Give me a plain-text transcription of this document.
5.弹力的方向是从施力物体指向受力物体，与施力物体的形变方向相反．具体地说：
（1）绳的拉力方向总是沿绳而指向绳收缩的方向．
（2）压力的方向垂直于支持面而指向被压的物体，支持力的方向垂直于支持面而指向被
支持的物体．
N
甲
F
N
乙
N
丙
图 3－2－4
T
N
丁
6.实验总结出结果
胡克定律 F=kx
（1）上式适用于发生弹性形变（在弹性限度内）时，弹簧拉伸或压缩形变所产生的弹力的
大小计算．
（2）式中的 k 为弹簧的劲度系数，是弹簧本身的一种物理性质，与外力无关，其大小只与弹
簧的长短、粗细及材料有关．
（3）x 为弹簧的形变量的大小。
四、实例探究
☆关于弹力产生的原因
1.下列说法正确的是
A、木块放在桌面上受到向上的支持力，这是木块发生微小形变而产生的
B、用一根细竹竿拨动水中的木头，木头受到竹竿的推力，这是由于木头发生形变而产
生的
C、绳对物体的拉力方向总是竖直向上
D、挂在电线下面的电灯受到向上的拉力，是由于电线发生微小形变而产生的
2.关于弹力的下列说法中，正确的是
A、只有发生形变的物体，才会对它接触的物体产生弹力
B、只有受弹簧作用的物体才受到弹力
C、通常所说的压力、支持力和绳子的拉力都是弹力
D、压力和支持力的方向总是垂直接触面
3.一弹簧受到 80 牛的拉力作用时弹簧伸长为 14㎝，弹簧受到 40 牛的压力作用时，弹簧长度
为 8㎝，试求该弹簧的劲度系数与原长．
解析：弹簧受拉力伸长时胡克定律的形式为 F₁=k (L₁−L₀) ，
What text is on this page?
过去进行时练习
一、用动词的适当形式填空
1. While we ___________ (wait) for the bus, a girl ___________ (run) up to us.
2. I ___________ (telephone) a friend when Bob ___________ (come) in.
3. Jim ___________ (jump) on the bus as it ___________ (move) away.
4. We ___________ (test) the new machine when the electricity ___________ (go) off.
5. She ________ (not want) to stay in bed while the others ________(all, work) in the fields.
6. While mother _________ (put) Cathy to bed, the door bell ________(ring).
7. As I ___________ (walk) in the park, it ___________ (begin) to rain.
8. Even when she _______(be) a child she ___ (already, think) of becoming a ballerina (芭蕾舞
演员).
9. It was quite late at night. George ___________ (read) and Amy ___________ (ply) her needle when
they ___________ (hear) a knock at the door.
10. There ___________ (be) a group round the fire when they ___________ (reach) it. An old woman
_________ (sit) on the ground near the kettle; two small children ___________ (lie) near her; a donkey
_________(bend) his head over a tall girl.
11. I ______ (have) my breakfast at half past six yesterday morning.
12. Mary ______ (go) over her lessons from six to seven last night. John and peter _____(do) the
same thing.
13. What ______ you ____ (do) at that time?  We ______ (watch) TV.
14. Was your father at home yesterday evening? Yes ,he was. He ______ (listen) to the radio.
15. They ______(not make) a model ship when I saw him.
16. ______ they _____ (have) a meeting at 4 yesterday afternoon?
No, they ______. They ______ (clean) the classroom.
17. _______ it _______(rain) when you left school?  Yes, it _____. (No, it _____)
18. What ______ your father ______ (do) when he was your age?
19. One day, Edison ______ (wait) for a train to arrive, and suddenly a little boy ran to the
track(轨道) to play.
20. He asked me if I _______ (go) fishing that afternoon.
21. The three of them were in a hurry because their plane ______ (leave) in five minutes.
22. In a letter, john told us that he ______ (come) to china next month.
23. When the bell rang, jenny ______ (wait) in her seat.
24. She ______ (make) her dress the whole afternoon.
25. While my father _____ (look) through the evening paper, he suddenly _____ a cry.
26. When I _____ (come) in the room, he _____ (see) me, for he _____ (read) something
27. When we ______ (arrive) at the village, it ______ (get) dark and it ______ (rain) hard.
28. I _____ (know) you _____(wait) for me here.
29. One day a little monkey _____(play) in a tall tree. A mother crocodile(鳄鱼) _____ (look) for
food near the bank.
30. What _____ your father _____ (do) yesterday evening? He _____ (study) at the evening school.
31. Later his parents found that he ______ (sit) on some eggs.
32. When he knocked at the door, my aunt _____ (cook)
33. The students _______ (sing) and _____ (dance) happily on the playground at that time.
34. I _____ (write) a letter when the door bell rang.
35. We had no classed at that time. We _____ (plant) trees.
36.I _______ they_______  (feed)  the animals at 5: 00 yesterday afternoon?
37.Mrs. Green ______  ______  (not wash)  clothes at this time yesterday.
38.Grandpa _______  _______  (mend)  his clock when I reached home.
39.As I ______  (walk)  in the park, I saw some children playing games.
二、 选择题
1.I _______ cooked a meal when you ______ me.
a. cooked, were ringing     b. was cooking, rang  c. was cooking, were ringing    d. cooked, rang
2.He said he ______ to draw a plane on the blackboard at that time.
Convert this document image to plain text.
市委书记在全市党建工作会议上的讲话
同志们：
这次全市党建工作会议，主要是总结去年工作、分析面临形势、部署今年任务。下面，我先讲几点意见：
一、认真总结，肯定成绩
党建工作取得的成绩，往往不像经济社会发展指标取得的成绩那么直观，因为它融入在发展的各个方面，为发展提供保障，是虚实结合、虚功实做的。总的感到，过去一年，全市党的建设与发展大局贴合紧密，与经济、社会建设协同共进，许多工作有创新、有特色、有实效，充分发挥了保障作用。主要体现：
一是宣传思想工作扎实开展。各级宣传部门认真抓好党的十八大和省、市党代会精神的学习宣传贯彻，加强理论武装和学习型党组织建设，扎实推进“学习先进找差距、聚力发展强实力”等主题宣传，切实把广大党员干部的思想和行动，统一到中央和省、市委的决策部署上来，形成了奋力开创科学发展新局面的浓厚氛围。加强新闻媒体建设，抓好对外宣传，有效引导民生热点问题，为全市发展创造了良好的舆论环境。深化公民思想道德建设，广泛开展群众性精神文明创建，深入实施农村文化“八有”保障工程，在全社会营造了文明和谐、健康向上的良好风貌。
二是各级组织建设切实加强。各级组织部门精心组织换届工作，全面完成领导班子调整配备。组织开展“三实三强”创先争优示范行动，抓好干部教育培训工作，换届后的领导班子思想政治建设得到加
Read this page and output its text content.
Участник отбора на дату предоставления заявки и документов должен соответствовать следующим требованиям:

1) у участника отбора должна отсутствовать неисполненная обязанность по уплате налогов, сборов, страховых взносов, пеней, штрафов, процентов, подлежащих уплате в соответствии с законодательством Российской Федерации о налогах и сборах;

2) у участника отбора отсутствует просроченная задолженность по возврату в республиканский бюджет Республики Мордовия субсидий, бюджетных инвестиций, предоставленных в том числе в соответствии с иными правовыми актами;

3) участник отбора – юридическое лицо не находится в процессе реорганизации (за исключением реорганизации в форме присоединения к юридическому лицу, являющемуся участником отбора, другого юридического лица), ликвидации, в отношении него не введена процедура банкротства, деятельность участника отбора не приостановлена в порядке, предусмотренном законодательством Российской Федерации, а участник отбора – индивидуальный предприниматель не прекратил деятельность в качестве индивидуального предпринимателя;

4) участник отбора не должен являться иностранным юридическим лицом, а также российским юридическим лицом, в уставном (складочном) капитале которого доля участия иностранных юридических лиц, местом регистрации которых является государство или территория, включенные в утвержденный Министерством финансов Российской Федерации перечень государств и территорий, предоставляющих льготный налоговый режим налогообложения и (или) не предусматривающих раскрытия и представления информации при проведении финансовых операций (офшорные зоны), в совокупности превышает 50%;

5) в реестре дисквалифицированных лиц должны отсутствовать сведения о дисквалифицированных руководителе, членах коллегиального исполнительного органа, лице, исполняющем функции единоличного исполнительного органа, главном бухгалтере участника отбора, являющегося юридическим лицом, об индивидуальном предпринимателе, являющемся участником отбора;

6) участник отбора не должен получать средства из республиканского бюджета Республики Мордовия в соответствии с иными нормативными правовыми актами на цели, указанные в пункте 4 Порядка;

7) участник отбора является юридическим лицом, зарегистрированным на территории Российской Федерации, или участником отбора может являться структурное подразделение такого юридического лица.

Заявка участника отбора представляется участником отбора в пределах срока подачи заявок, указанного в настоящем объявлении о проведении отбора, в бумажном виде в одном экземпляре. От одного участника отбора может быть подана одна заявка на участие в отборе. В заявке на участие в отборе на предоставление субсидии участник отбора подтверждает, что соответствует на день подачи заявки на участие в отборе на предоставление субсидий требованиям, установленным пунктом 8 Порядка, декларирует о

============

• _Given instruction_
Search the entries for the word "children" and gather every line where it appears.

• _Solved exercise_
_________ (sit) on the ground near the kettle; two small children ___________ (lie) near her; a donkey
39.As I ______  (walk)  in the park, I saw some children playing games.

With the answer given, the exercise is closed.